■ **DESCRIPTION OF THE TASK**: Set down the whole listing verbatim.

..........

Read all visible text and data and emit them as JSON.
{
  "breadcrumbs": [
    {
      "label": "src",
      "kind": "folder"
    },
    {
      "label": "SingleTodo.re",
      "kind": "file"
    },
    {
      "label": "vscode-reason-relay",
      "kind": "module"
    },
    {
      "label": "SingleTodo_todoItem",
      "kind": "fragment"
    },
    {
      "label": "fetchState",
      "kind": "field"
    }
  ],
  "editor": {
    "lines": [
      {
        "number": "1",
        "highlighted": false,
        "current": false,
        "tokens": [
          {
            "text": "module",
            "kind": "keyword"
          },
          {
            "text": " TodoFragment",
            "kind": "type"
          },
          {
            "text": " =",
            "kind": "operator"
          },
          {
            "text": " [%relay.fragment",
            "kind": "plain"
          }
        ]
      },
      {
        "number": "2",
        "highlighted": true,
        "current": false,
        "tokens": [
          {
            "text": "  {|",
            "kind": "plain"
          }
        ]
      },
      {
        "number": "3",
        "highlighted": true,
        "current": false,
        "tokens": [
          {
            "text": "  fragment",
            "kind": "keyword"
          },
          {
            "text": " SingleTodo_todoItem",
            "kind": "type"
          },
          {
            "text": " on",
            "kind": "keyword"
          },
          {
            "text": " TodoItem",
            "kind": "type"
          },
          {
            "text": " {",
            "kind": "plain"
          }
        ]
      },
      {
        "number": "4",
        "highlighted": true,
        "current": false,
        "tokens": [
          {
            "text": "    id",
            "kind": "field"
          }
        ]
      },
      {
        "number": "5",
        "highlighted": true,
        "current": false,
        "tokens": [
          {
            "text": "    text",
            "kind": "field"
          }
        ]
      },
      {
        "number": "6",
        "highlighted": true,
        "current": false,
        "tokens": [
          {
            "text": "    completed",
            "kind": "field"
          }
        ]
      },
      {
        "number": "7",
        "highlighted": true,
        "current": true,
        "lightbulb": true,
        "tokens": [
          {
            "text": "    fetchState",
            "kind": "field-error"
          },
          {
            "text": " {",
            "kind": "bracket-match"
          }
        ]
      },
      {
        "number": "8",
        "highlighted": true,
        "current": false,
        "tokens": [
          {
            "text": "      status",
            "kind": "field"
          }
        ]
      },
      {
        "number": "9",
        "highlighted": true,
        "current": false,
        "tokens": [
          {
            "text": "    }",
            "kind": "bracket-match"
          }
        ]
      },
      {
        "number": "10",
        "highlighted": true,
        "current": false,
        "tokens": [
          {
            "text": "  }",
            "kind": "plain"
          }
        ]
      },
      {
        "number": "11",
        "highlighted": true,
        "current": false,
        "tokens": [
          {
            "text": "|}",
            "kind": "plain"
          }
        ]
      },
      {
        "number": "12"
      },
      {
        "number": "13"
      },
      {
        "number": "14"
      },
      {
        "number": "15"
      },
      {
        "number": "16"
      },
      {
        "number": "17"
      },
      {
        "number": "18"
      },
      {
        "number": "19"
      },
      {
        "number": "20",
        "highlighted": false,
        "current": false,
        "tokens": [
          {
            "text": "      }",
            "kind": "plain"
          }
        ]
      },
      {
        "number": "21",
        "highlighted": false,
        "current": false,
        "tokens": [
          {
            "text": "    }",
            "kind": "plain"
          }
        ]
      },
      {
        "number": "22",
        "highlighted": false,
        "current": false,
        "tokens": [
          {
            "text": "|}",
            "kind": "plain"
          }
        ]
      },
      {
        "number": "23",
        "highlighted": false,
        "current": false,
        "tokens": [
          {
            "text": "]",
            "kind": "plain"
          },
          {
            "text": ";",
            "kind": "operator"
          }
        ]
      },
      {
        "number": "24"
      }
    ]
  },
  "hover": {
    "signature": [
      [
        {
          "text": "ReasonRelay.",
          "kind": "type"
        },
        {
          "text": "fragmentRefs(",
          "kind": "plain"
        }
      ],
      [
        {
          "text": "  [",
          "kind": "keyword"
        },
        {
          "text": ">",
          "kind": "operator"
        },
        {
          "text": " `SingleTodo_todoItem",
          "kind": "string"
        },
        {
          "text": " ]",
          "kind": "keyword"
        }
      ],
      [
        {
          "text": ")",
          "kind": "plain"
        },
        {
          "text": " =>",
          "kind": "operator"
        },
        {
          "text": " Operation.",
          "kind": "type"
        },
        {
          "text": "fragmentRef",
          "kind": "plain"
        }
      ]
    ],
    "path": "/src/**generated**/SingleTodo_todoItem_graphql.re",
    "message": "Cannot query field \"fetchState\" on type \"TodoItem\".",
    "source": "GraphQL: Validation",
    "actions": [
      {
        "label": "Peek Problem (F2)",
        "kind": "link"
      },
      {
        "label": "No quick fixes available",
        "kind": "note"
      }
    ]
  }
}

..........

■ **WRITTEN ANSWER**:
Read all visible text and data and emit them as JSON.
{
  "breadcrumbs": [
    {
      "label": "src",
      "kind": "folder"
    },
    {
      "label": "SingleTodo.re",
      "kind": "file"
    },
    {
      "label": "vscode-reason-relay",
      "kind": "module"
    },
    {
      "label": "SingleTodo_todoItem",
      "kind": "fragment"
    },
    {
      "label": "fetchState",
      "kind": "field"
    }
  ],
  "editor": {
    "lines": [
      {
        "number": "1",
        "highlighted": false,
        "current": false,
        "tokens": [
          {
            "text": "module",
            "kind": "keyword"
          },
          {
            "text": " TodoFragment",
            "kind": "type"
          },
          {
            "text": " =",
            "kind": "operator"
          },
          {
            "text": " [%relay.fragment",
            "kind": "plain"
          }
        ]
      },
      {
        "number": "2",
        "highlighted": true,
        "current": false,
        "tokens": [
          {
            "text": "  {|",
            "kind": "plain"
          }
        ]
      },
      {
        "number": "3",
        "highlighted": true,
        "current": false,
        "tokens": [
          {
            "text": "  fragment",
            "kind": "keyword"
          },
          {
            "text": " SingleTodo_todoItem",
            "kind": "type"
          },
          {
            "text": " on",
            "kind": "keyword"
          },
          {
            "text": " TodoItem",
            "kind": "type"
          },
          {
            "text": " {",
            "kind": "plain"
          }
        ]
      },
      {
        "number": "4",
        "highlighted": true,
        "current": false,
        "tokens": [
          {
            "text": "    id",
            "kind": "field"
          }
        ]
      },
      {
        "number": "5",
        "highlighted": true,
        "current": false,
        "tokens": [
          {
            "text": "    text",
            "kind": "field"
          }
        ]
      },
      {
        "number": "6",
        "highlighted": true,
        "current": false,
        "tokens": [
          {
            "text": "    completed",
            "kind": "field"
          }
        ]
      },
      {
        "number": "7",
        "highlighted": true,
        "current": true,
        "lightbulb": true,
        "tokens": [
          {
            "text": "    fetchState",
            "kind": "field-error"
          },
          {
            "text": " {",
            "kind": "bracket-match"
          }
        ]
      },
      {
        "number": "8",
        "highlighted": true,
        "current": false,
        "tokens": [
          {
            "text": "      status",
            "kind": "field"
          }
        ]
      },
      {
        "number": "9",
        "highlighted": true,
        "current": false,
        "tokens": [
          {
            "text": "    }",
            "kind": "bracket-match"
          }
        ]
      },
      {
        "number": "10",
        "highlighted": true,
        "current": false,
        "tokens": [
          {
            "text": "  }",
            "kind": "plain"
          }
        ]
      },
      {
        "number": "11",
        "highlighted": true,
        "current": false,
        "tokens": [
          {
            "text": "|}",
            "kind": "plain"
          }
        ]
      },
      {
        "number": "12"
      },
      {
        "number": "13"
      },
      {
        "number": "14"
      },
      {
        "number": "15"
      },
      {
        "number": "16"
      },
      {
        "number": "17"
      },
      {
        "number": "18"
      },
      {
        "number": "19"
      },
      {
        "number": "20",
        "highlighted": false,
        "current": false,
        "tokens": [
          {
            "text": "      }",
            "kind": "plain"
          }
        ]
      },
      {
        "number": "21",
        "highlighted": false,
        "current": false,
        "tokens": [
          {
            "text": "    }",
            "kind": "plain"
          }
        ]
      },
      {
        "number": "22",
        "highlighted": false,
        "current": false,
        "tokens": [
          {
            "text": "|}",
            "kind": "plain"
          }
        ]
      },
      {
        "number": "23",
        "highlighted": false,
        "current": false,
        "tokens": [
          {
            "text": "]",
            "kind": "plain"
          },
          {
            "text": ";",
            "kind": "operator"
          }
        ]
      },
      {
        "number": "24"
      }
    ]
  },
  "hover": {
    "signature": [
      [
        {
          "text": "ReasonRelay.",
          "kind": "type"
        },
        {
          "text": "fragmentRefs(",
          "kind": "plain"
        }
      ],
      [
        {
          "text": "  [",
          "kind": "keyword"
        },
        {
          "text": ">",
          "kind": "operator"
        },
        {
          "text": " `SingleTodo_todoItem",
          "kind": "string"
        },
        {
          "text": " ]",
          "kind": "keyword"
        }
      ],
      [
        {
          "text": ")",
          "kind": "plain"
        },
        {
          "text": " =>",
          "kind": "operator"
        },
        {
          "text": " Operation.",
          "kind": "type"
        },
        {
          "text": "fragmentRef",
          "kind": "plain"
        }
      ]
    ],
    "path": "/src/**generated**/SingleTodo_todoItem_graphql.re",
    "message": "Cannot query field \"fetchState\" on type \"TodoItem\".",
    "source": "GraphQL: Validation",
    "actions": [
      {
        "label": "Peek Problem (F2)",
        "kind": "link"
      },
      {
        "label": "No quick fixes available",
        "kind": "note"
      }
    ]
  }
}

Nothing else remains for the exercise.